GOAL OF THE EXERCISE:
Pull out every line below containing the word "ffffff".

Dataset entries:
** begin **

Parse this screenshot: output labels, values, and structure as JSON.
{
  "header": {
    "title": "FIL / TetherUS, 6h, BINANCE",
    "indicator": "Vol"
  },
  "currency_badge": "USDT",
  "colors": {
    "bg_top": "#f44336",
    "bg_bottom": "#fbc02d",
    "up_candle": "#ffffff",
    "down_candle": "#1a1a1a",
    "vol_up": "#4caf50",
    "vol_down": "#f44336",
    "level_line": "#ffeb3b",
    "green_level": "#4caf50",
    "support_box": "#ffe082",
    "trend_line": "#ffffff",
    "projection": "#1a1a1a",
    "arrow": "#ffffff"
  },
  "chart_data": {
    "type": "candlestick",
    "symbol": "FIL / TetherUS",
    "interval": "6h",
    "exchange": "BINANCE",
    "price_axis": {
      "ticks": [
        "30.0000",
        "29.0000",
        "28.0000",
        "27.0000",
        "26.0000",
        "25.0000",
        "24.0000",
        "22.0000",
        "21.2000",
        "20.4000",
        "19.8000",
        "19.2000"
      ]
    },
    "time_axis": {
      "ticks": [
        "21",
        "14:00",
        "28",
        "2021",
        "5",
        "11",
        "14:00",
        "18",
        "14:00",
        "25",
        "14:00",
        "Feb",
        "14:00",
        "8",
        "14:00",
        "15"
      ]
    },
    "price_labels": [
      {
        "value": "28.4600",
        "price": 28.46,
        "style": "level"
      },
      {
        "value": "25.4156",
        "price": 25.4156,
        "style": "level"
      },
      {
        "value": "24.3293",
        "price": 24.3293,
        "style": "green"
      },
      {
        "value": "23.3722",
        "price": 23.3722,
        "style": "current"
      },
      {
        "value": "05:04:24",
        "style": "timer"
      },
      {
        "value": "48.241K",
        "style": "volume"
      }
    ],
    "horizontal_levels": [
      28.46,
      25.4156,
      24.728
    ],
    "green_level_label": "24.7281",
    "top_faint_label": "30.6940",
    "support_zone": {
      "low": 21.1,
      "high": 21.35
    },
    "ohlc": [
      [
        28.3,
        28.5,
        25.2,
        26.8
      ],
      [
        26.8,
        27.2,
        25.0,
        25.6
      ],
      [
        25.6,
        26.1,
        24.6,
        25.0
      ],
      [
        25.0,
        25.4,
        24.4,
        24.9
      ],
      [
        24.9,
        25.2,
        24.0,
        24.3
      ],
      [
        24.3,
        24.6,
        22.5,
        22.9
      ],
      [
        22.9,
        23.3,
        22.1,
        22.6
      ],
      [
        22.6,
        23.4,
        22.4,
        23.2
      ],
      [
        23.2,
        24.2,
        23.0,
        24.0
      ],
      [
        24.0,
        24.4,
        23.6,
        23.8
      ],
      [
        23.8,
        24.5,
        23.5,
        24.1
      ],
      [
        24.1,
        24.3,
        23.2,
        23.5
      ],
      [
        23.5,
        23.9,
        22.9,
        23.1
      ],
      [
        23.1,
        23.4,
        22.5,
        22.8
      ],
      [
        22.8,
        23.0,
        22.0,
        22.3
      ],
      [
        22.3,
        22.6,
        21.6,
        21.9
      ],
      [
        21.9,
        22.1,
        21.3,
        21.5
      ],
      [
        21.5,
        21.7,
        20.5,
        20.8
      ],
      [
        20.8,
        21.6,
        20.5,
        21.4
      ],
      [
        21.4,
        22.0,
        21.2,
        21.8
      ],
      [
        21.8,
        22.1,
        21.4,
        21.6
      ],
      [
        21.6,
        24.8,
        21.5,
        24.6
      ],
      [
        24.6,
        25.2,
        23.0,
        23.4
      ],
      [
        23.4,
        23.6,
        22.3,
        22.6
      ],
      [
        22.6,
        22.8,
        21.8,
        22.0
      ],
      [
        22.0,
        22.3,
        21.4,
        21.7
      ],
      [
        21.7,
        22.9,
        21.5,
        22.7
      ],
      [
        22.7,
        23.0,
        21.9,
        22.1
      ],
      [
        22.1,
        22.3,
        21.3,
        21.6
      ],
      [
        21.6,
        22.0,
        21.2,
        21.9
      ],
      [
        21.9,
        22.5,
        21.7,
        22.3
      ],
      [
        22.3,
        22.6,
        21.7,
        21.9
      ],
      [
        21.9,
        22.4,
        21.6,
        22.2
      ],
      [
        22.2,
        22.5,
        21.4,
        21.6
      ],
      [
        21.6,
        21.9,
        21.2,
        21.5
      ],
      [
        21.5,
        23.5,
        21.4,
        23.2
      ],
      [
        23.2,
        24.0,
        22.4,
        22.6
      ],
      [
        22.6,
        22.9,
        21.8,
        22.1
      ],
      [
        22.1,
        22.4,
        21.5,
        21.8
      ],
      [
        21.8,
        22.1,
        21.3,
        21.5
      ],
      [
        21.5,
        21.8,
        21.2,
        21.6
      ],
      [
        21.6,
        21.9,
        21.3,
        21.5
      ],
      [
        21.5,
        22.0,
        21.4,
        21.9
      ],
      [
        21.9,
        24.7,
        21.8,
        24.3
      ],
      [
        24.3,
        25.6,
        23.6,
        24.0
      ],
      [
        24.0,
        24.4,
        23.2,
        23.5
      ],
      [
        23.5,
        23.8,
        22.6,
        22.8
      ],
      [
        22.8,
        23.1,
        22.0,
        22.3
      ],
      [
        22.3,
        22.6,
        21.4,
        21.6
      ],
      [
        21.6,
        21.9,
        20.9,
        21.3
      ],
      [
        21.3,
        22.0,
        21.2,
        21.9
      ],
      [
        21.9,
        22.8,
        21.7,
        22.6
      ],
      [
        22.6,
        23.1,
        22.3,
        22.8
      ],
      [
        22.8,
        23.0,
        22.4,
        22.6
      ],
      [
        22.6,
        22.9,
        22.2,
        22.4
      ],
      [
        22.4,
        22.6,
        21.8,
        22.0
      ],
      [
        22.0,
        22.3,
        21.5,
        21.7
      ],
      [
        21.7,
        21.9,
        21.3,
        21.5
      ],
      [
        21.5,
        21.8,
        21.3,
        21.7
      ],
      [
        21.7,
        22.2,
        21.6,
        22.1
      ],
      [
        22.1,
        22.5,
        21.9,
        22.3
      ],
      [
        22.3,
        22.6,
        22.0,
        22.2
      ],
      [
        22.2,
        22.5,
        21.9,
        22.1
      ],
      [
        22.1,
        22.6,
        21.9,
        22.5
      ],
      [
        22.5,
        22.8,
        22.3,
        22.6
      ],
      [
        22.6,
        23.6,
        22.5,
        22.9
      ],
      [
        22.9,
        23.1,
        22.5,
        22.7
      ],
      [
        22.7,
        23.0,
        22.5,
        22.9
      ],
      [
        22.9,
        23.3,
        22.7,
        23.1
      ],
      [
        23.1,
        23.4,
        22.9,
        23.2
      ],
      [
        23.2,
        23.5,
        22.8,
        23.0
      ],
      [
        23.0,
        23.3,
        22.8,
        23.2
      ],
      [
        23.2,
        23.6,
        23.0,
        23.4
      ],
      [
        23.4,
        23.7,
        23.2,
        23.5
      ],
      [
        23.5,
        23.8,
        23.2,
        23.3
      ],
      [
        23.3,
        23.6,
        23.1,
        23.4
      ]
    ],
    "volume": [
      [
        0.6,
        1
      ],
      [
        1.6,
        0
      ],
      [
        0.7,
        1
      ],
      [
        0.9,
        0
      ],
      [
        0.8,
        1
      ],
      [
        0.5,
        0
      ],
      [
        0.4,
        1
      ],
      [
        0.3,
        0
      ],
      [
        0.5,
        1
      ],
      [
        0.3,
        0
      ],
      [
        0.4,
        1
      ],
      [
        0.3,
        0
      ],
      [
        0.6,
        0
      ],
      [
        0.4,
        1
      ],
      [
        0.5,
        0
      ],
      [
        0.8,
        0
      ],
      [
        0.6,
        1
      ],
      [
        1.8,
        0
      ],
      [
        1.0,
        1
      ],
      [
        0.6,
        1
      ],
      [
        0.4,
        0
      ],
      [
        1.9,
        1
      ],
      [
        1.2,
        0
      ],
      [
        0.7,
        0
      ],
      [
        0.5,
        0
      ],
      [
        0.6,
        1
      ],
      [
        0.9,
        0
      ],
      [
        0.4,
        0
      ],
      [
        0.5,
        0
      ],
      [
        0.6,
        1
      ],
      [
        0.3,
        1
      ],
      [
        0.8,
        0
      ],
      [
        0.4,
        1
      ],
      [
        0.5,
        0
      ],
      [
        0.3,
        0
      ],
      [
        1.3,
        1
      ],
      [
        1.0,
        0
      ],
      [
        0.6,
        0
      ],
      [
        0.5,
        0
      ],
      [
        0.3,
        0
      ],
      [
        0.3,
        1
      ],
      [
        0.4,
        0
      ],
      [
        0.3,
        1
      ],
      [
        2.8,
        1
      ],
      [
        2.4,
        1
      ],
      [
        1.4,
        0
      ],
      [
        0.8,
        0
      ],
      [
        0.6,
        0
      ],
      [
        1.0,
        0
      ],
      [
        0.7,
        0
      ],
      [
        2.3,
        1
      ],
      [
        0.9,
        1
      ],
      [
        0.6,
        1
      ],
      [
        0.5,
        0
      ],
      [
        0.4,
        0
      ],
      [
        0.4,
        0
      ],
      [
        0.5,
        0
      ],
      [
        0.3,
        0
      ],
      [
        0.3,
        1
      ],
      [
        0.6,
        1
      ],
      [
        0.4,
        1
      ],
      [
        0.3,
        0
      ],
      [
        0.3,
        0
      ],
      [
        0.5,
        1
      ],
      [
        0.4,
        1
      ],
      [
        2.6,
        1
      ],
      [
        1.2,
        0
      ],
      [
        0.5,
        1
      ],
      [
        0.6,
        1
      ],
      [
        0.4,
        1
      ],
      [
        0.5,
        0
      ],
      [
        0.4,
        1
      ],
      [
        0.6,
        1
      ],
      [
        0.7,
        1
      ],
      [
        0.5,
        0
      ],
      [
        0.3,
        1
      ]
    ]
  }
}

** end **

CORRECT ANSWER:
    "up_candle": "#ffffff",
    "trend_line": "#ffffff",
    "arrow": "#ffffff"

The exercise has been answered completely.